▶ [Entries]:

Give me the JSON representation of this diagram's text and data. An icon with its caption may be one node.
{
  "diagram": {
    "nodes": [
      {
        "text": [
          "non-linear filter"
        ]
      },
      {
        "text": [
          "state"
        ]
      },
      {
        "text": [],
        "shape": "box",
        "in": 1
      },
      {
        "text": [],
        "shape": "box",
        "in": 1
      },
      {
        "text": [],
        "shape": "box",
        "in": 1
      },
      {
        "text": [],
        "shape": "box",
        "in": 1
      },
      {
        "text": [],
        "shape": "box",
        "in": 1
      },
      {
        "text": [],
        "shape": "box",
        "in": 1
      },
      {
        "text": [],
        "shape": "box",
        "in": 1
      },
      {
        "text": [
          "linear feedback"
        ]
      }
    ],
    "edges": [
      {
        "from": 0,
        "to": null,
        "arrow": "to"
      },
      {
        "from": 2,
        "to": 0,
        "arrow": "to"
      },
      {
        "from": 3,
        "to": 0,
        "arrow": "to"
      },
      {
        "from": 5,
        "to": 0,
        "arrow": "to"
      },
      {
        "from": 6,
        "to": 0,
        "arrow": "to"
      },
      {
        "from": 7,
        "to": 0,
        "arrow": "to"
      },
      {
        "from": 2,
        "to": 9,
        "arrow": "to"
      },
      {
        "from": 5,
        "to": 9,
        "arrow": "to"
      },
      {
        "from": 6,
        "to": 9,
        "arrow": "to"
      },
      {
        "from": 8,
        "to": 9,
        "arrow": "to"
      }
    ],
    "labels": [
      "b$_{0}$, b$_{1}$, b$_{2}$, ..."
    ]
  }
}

▶ [The exercise]:
Find all lines holding the string "from" and copy them.

▶ [Right answer]:
        "from": 0,
        "from": 2,
        "from": 3,
        "from": 5,
        "from": 6,
        "from": 7,
        "from": 2,
        "from": 5,
        "from": 6,
        "from": 8,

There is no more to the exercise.